What you should do: Look through the listing and locate every line containing the word "impact"; copy those lines.

^^^^^^^^^^^^^^^^

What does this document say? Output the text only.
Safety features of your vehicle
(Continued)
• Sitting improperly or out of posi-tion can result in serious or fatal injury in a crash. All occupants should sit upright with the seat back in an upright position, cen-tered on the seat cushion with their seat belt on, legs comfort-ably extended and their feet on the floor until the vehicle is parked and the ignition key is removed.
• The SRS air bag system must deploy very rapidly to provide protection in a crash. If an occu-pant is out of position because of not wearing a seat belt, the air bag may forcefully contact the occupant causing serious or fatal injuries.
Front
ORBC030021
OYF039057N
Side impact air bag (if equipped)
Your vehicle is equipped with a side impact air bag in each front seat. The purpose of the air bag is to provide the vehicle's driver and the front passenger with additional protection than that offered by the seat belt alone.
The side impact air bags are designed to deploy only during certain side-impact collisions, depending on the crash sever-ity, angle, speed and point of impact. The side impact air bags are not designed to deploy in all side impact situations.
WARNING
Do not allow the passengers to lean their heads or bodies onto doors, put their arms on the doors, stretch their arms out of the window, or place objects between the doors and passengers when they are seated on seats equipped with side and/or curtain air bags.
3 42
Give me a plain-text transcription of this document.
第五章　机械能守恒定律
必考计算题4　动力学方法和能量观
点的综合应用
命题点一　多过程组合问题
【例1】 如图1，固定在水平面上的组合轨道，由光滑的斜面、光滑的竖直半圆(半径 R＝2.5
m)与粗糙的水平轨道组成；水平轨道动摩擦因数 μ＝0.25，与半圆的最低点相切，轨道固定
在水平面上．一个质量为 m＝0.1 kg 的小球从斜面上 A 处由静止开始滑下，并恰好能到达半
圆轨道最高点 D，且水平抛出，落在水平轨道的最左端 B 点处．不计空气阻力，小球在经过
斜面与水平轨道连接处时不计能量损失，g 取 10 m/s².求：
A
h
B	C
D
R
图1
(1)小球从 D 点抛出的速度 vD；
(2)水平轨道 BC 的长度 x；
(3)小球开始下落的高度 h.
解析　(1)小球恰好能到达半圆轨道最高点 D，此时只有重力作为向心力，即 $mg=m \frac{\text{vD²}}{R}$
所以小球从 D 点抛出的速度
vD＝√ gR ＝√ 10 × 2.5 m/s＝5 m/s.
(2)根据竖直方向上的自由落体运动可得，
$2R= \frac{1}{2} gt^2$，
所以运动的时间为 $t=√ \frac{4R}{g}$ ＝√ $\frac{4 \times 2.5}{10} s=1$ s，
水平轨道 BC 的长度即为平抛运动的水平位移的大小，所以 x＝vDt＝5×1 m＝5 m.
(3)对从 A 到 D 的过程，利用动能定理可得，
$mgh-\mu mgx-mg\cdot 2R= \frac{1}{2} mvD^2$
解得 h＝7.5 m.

^^^^^^^^^^^^^^^^

Task output:
Side impact air bag (if equipped)
Your vehicle is equipped with a side impact air bag in each front seat. The purpose of the air bag is to provide the vehicle's driver and the front passenger with additional protection than that offered by the seat belt alone.
The side impact air bags are designed to deploy only during certain side-impact collisions, depending on the crash sever-ity, angle, speed and point of impact. The side impact air bags are not designed to deploy in all side impact situations.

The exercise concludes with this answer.